*AIM:*
Please transcribe every one of the lines below verbatim, keeping each character unchanged.

*MATERIAL PROVIDED:*
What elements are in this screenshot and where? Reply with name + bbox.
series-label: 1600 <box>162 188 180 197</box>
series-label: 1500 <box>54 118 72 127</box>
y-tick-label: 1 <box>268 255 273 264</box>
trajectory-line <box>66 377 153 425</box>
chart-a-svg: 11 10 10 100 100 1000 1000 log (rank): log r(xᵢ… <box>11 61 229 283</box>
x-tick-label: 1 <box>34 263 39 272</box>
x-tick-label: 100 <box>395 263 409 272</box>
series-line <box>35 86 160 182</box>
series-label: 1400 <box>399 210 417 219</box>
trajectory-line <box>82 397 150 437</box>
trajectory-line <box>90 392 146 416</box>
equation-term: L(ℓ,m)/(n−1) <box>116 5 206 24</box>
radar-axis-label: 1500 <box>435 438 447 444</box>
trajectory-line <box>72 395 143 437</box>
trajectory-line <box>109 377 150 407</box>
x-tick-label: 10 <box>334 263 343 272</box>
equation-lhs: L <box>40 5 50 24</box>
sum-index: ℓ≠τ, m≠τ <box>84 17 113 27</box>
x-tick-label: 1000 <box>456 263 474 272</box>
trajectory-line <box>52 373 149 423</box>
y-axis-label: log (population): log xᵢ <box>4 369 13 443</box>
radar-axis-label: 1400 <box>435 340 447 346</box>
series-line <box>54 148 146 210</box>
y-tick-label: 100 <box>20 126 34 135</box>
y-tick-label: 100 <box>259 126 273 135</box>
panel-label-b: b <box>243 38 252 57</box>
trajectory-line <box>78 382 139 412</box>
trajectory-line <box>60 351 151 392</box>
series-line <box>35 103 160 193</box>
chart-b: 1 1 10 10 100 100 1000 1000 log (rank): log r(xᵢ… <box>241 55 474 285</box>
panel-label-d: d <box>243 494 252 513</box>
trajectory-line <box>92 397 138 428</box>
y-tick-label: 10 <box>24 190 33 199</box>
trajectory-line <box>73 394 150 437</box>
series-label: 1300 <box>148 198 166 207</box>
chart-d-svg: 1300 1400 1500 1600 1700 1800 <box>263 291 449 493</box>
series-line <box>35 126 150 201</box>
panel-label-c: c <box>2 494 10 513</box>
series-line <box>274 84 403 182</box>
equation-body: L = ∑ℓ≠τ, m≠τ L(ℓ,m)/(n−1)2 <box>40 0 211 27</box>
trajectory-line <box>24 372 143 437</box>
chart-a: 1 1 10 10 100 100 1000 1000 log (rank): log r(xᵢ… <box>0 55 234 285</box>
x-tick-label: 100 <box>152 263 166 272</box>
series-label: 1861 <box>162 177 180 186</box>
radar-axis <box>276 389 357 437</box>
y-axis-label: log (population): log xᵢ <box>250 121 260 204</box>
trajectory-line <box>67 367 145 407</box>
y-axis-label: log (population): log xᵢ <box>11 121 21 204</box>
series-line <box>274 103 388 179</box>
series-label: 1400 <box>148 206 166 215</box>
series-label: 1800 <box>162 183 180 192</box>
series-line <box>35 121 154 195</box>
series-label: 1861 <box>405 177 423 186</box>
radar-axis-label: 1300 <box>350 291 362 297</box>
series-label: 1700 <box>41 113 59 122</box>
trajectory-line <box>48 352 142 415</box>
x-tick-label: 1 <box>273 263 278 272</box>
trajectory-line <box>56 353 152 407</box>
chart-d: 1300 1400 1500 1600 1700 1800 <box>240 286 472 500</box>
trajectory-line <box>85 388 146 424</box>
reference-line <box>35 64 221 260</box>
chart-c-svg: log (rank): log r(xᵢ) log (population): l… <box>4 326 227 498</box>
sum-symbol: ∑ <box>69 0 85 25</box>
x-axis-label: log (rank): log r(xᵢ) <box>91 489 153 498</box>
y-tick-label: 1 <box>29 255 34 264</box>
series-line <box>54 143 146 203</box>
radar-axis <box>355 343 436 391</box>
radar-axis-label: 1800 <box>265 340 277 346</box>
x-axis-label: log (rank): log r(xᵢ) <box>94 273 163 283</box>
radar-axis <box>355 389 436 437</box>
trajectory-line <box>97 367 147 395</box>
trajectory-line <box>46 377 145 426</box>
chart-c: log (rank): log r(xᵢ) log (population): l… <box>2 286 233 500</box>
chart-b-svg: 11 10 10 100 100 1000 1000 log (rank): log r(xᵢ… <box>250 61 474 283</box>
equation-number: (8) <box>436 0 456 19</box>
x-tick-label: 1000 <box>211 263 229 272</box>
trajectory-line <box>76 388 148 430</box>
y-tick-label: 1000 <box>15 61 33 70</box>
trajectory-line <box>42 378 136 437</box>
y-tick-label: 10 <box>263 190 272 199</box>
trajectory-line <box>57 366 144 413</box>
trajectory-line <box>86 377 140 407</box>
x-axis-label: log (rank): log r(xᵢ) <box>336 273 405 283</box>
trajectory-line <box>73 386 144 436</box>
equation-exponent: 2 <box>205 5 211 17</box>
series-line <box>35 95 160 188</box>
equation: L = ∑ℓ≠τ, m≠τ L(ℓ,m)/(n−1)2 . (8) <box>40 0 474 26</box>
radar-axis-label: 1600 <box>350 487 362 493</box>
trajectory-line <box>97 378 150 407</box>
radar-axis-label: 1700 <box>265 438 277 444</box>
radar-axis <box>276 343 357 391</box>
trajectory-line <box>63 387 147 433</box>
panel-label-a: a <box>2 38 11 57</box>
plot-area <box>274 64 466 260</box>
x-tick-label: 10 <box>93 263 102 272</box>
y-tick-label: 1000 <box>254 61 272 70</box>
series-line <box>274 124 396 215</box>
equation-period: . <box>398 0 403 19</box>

*TASK SOLUTION:*
What elements are in this screenshot and where? Reply with name + bbox.
series-label: 1600 <box>162 188 180 197</box>
series-label: 1500 <box>54 118 72 127</box>
y-tick-label: 1 <box>268 255 273 264</box>
trajectory-line <box>66 377 153 425</box>
chart-a-svg: 11 10 10 100 100 1000 1000 log (rank): log r(xᵢ… <box>11 61 229 283</box>
x-tick-label: 1 <box>34 263 39 272</box>
x-tick-label: 100 <box>395 263 409 272</box>
series-line <box>35 86 160 182</box>
series-label: 1400 <box>399 210 417 219</box>
trajectory-line <box>82 397 150 437</box>
trajectory-line <box>90 392 146 416</box>
equation-term: L(ℓ,m)/(n−1) <box>116 5 206 24</box>
radar-axis-label: 1500 <box>435 438 447 444</box>
trajectory-line <box>72 395 143 437</box>
trajectory-line <box>109 377 150 407</box>
x-tick-label: 10 <box>334 263 343 272</box>
equation-lhs: L <box>40 5 50 24</box>
sum-index: ℓ≠τ, m≠τ <box>84 17 113 27</box>
x-tick-label: 1000 <box>456 263 474 272</box>
trajectory-line <box>52 373 149 423</box>
y-axis-label: log (population): log xᵢ <box>4 369 13 443</box>
radar-axis-label: 1400 <box>435 340 447 346</box>
series-line <box>54 148 146 210</box>
y-tick-label: 100 <box>20 126 34 135</box>
y-tick-label: 100 <box>259 126 273 135</box>
panel-label-b: b <box>243 38 252 57</box>
trajectory-line <box>78 382 139 412</box>
trajectory-line <box>60 351 151 392</box>
series-line <box>35 103 160 193</box>
chart-b: 1 1 10 10 100 100 1000 1000 log (rank): log r(xᵢ… <box>241 55 474 285</box>
panel-label-d: d <box>243 494 252 513</box>
trajectory-line <box>92 397 138 428</box>
y-tick-label: 10 <box>24 190 33 199</box>
trajectory-line <box>73 394 150 437</box>
series-label: 1300 <box>148 198 166 207</box>
chart-d-svg: 1300 1400 1500 1600 1700 1800 <box>263 291 449 493</box>
series-line <box>35 126 150 201</box>
panel-label-c: c <box>2 494 10 513</box>
series-line <box>274 84 403 182</box>
equation-body: L = ∑ℓ≠τ, m≠τ L(ℓ,m)/(n−1)2 <box>40 0 211 27</box>
trajectory-line <box>24 372 143 437</box>
chart-a: 1 1 10 10 100 100 1000 1000 log (rank): log r(xᵢ… <box>0 55 234 285</box>
x-tick-label: 100 <box>152 263 166 272</box>
series-label: 1861 <box>162 177 180 186</box>
radar-axis <box>276 389 357 437</box>
y-axis-label: log (population): log xᵢ <box>250 121 260 204</box>
trajectory-line <box>67 367 145 407</box>
y-axis-label: log (population): log xᵢ <box>11 121 21 204</box>
series-line <box>274 103 388 179</box>
series-label: 1400 <box>148 206 166 215</box>
series-label: 1800 <box>162 183 180 192</box>
series-line <box>35 121 154 195</box>
series-label: 1861 <box>405 177 423 186</box>
radar-axis-label: 1300 <box>350 291 362 297</box>
series-label: 1700 <box>41 113 59 122</box>
trajectory-line <box>48 352 142 415</box>
x-tick-label: 1 <box>273 263 278 272</box>
trajectory-line <box>56 353 152 407</box>
chart-d: 1300 1400 1500 1600 1700 1800 <box>240 286 472 500</box>
trajectory-line <box>85 388 146 424</box>
reference-line <box>35 64 221 260</box>
chart-c-svg: log (rank): log r(xᵢ) log (population): l… <box>4 326 227 498</box>
sum-symbol: ∑ <box>69 0 85 25</box>
x-axis-label: log (rank): log r(xᵢ) <box>91 489 153 498</box>
y-tick-label: 1 <box>29 255 34 264</box>
series-line <box>54 143 146 203</box>
radar-axis <box>355 343 436 391</box>
radar-axis-label: 1800 <box>265 340 277 346</box>
x-axis-label: log (rank): log r(xᵢ) <box>94 273 163 283</box>
radar-axis <box>355 389 436 437</box>
trajectory-line <box>97 367 147 395</box>
trajectory-line <box>46 377 145 426</box>
chart-c: log (rank): log r(xᵢ) log (population): l… <box>2 286 233 500</box>
chart-b-svg: 11 10 10 100 100 1000 1000 log (rank): log r(xᵢ… <box>250 61 474 283</box>
equation-number: (8) <box>436 0 456 19</box>
x-tick-label: 1000 <box>211 263 229 272</box>
trajectory-line <box>76 388 148 430</box>
y-tick-label: 1000 <box>15 61 33 70</box>
trajectory-line <box>42 378 136 437</box>
y-tick-label: 10 <box>263 190 272 199</box>
trajectory-line <box>57 366 144 413</box>
trajectory-line <box>86 377 140 407</box>
x-axis-label: log (rank): log r(xᵢ) <box>336 273 405 283</box>
trajectory-line <box>73 386 144 436</box>
equation-exponent: 2 <box>205 5 211 17</box>
series-line <box>35 95 160 188</box>
equation: L = ∑ℓ≠τ, m≠τ L(ℓ,m)/(n−1)2 . (8) <box>40 0 474 26</box>
radar-axis-label: 1600 <box>350 487 362 493</box>
trajectory-line <box>97 378 150 407</box>
radar-axis-label: 1700 <box>265 438 277 444</box>
radar-axis <box>276 343 357 391</box>
trajectory-line <box>63 387 147 433</box>
panel-label-a: a <box>2 38 11 57</box>
plot-area <box>274 64 466 260</box>
x-tick-label: 10 <box>93 263 102 272</box>
y-tick-label: 1000 <box>254 61 272 70</box>
series-line <box>274 124 396 215</box>
equation-period: . <box>398 0 403 19</box>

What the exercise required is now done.